* What you are asked to do:
Review the lines that follow and copy each one that contains the word "بسكرة".

* Dataset records:
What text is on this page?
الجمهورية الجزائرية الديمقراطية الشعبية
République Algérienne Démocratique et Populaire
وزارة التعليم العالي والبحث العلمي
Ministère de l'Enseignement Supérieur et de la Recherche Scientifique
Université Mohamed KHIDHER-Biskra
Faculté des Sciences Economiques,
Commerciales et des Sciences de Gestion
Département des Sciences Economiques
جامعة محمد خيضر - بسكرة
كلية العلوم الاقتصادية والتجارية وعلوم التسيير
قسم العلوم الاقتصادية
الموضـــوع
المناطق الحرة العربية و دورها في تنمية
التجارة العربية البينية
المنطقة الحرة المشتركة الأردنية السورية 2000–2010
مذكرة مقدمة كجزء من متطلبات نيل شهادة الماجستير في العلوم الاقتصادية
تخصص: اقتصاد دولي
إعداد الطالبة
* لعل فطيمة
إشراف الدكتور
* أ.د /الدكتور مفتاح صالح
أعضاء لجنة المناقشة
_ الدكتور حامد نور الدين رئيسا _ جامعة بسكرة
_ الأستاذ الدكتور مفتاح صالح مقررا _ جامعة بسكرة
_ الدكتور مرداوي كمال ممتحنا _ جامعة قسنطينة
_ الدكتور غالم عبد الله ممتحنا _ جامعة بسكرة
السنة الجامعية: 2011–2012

* Complete output:
جامعة محمد خيضر - بسكرة
_ الدكتور حامد نور الدين رئيسا _ جامعة بسكرة
_ الأستاذ الدكتور مفتاح صالح مقررا _ جامعة بسكرة
_ الدكتور غالم عبد الله ممتحنا _ جامعة بسكرة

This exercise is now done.